▶ _EXERCISE_
Type out the material below exactly.

▶ _RECORDED DATA_

★ ★ ★

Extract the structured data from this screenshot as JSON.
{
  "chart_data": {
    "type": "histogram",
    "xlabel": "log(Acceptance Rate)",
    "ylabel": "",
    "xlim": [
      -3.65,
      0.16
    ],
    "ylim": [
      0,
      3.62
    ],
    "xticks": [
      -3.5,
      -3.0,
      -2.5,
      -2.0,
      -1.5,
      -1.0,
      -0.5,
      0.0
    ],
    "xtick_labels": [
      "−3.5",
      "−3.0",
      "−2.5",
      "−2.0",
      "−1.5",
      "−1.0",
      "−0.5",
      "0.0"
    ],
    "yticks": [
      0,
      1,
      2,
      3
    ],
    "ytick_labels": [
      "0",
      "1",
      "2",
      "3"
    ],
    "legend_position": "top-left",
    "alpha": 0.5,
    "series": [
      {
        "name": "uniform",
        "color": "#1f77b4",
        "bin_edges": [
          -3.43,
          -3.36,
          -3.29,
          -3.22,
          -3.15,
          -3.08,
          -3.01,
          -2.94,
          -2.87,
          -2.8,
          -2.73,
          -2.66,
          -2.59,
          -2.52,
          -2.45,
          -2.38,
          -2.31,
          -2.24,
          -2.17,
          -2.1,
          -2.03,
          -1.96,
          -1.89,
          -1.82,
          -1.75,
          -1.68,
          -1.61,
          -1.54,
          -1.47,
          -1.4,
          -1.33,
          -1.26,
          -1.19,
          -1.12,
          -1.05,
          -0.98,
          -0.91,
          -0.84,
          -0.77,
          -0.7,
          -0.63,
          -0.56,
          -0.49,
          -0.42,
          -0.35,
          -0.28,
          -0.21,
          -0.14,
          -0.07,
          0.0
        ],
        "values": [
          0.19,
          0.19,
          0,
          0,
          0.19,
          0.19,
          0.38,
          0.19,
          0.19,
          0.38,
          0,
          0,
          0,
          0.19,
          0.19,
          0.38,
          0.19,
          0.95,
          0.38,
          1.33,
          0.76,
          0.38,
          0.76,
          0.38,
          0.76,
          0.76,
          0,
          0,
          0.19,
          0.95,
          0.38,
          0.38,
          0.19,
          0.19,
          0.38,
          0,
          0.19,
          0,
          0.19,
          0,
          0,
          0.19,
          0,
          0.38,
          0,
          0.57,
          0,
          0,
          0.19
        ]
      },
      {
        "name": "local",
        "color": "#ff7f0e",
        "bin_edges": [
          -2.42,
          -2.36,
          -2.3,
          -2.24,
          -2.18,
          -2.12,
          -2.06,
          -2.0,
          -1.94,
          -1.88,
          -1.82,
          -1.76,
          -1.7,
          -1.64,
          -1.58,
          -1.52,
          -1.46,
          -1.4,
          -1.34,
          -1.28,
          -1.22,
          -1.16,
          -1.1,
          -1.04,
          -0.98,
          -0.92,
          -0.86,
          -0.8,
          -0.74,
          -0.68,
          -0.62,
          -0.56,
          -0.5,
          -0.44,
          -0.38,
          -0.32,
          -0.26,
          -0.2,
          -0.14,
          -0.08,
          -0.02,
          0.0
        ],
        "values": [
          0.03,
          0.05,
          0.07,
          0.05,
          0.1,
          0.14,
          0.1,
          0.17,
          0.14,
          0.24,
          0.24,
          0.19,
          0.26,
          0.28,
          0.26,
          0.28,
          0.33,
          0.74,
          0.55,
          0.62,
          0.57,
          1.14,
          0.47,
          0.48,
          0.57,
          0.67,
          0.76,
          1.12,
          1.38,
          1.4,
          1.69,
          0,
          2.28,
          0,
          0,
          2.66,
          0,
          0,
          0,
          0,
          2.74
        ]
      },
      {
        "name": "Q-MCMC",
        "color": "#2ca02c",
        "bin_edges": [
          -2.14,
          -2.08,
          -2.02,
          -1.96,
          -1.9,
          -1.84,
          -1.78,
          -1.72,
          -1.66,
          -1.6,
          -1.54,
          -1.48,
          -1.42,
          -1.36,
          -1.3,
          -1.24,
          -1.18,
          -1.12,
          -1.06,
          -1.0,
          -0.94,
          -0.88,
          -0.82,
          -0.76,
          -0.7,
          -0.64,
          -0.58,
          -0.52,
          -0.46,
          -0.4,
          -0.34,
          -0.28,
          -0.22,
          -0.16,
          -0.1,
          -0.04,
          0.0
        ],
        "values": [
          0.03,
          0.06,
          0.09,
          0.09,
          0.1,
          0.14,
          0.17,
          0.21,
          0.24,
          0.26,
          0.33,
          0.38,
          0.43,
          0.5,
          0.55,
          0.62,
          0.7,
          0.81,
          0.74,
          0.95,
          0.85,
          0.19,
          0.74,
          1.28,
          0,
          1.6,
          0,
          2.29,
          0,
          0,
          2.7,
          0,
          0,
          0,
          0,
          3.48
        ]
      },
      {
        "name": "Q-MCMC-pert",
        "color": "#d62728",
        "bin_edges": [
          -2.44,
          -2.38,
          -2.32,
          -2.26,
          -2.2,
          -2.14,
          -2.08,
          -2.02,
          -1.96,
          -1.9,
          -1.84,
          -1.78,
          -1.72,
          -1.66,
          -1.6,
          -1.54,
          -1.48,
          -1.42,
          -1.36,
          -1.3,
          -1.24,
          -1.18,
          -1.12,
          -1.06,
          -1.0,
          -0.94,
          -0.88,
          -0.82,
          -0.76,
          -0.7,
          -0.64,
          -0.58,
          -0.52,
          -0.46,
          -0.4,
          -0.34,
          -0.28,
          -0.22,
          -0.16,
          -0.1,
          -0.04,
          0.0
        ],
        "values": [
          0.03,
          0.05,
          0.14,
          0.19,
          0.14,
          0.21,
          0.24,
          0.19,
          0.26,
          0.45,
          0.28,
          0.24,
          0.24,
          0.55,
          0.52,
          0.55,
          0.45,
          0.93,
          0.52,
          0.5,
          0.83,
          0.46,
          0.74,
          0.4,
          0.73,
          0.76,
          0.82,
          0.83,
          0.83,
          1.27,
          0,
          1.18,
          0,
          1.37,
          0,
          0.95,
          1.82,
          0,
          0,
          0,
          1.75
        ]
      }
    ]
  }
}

★ ★ ★

▶ _ANSWER TO THIS EXERCISE_
Extract the structured data from this screenshot as JSON.
{
  "chart_data": {
    "type": "histogram",
    "xlabel": "log(Acceptance Rate)",
    "ylabel": "",
    "xlim": [
      -3.65,
      0.16
    ],
    "ylim": [
      0,
      3.62
    ],
    "xticks": [
      -3.5,
      -3.0,
      -2.5,
      -2.0,
      -1.5,
      -1.0,
      -0.5,
      0.0
    ],
    "xtick_labels": [
      "−3.5",
      "−3.0",
      "−2.5",
      "−2.0",
      "−1.5",
      "−1.0",
      "−0.5",
      "0.0"
    ],
    "yticks": [
      0,
      1,
      2,
      3
    ],
    "ytick_labels": [
      "0",
      "1",
      "2",
      "3"
    ],
    "legend_position": "top-left",
    "alpha": 0.5,
    "series": [
      {
        "name": "uniform",
        "color": "#1f77b4",
        "bin_edges": [
          -3.43,
          -3.36,
          -3.29,
          -3.22,
          -3.15,
          -3.08,
          -3.01,
          -2.94,
          -2.87,
          -2.8,
          -2.73,
          -2.66,
          -2.59,
          -2.52,
          -2.45,
          -2.38,
          -2.31,
          -2.24,
          -2.17,
          -2.1,
          -2.03,
          -1.96,
          -1.89,
          -1.82,
          -1.75,
          -1.68,
          -1.61,
          -1.54,
          -1.47,
          -1.4,
          -1.33,
          -1.26,
          -1.19,
          -1.12,
          -1.05,
          -0.98,
          -0.91,
          -0.84,
          -0.77,
          -0.7,
          -0.63,
          -0.56,
          -0.49,
          -0.42,
          -0.35,
          -0.28,
          -0.21,
          -0.14,
          -0.07,
          0.0
        ],
        "values": [
          0.19,
          0.19,
          0,
          0,
          0.19,
          0.19,
          0.38,
          0.19,
          0.19,
          0.38,
          0,
          0,
          0,
          0.19,
          0.19,
          0.38,
          0.19,
          0.95,
          0.38,
          1.33,
          0.76,
          0.38,
          0.76,
          0.38,
          0.76,
          0.76,
          0,
          0,
          0.19,
          0.95,
          0.38,
          0.38,
          0.19,
          0.19,
          0.38,
          0,
          0.19,
          0,
          0.19,
          0,
          0,
          0.19,
          0,
          0.38,
          0,
          0.57,
          0,
          0,
          0.19
        ]
      },
      {
        "name": "local",
        "color": "#ff7f0e",
        "bin_edges": [
          -2.42,
          -2.36,
          -2.3,
          -2.24,
          -2.18,
          -2.12,
          -2.06,
          -2.0,
          -1.94,
          -1.88,
          -1.82,
          -1.76,
          -1.7,
          -1.64,
          -1.58,
          -1.52,
          -1.46,
          -1.4,
          -1.34,
          -1.28,
          -1.22,
          -1.16,
          -1.1,
          -1.04,
          -0.98,
          -0.92,
          -0.86,
          -0.8,
          -0.74,
          -0.68,
          -0.62,
          -0.56,
          -0.5,
          -0.44,
          -0.38,
          -0.32,
          -0.26,
          -0.2,
          -0.14,
          -0.08,
          -0.02,
          0.0
        ],
        "values": [
          0.03,
          0.05,
          0.07,
          0.05,
          0.1,
          0.14,
          0.1,
          0.17,
          0.14,
          0.24,
          0.24,
          0.19,
          0.26,
          0.28,
          0.26,
          0.28,
          0.33,
          0.74,
          0.55,
          0.62,
          0.57,
          1.14,
          0.47,
          0.48,
          0.57,
          0.67,
          0.76,
          1.12,
          1.38,
          1.4,
          1.69,
          0,
          2.28,
          0,
          0,
          2.66,
          0,
          0,
          0,
          0,
          2.74
        ]
      },
      {
        "name": "Q-MCMC",
        "color": "#2ca02c",
        "bin_edges": [
          -2.14,
          -2.08,
          -2.02,
          -1.96,
          -1.9,
          -1.84,
          -1.78,
          -1.72,
          -1.66,
          -1.6,
          -1.54,
          -1.48,
          -1.42,
          -1.36,
          -1.3,
          -1.24,
          -1.18,
          -1.12,
          -1.06,
          -1.0,
          -0.94,
          -0.88,
          -0.82,
          -0.76,
          -0.7,
          -0.64,
          -0.58,
          -0.52,
          -0.46,
          -0.4,
          -0.34,
          -0.28,
          -0.22,
          -0.16,
          -0.1,
          -0.04,
          0.0
        ],
        "values": [
          0.03,
          0.06,
          0.09,
          0.09,
          0.1,
          0.14,
          0.17,
          0.21,
          0.24,
          0.26,
          0.33,
          0.38,
          0.43,
          0.5,
          0.55,
          0.62,
          0.7,
          0.81,
          0.74,
          0.95,
          0.85,
          0.19,
          0.74,
          1.28,
          0,
          1.6,
          0,
          2.29,
          0,
          0,
          2.7,
          0,
          0,
          0,
          0,
          3.48
        ]
      },
      {
        "name": "Q-MCMC-pert",
        "color": "#d62728",
        "bin_edges": [
          -2.44,
          -2.38,
          -2.32,
          -2.26,
          -2.2,
          -2.14,
          -2.08,
          -2.02,
          -1.96,
          -1.9,
          -1.84,
          -1.78,
          -1.72,
          -1.66,
          -1.6,
          -1.54,
          -1.48,
          -1.42,
          -1.36,
          -1.3,
          -1.24,
          -1.18,
          -1.12,
          -1.06,
          -1.0,
          -0.94,
          -0.88,
          -0.82,
          -0.76,
          -0.7,
          -0.64,
          -0.58,
          -0.52,
          -0.46,
          -0.4,
          -0.34,
          -0.28,
          -0.22,
          -0.16,
          -0.1,
          -0.04,
          0.0
        ],
        "values": [
          0.03,
          0.05,
          0.14,
          0.19,
          0.14,
          0.21,
          0.24,
          0.19,
          0.26,
          0.45,
          0.28,
          0.24,
          0.24,
          0.55,
          0.52,
          0.55,
          0.45,
          0.93,
          0.52,
          0.5,
          0.83,
          0.46,
          0.74,
          0.4,
          0.73,
          0.76,
          0.82,
          0.83,
          0.83,
          1.27,
          0,
          1.18,
          0,
          1.37,
          0,
          0.95,
          1.82,
          0,
          0,
          0,
          1.75
        ]
      }
    ]
  }
}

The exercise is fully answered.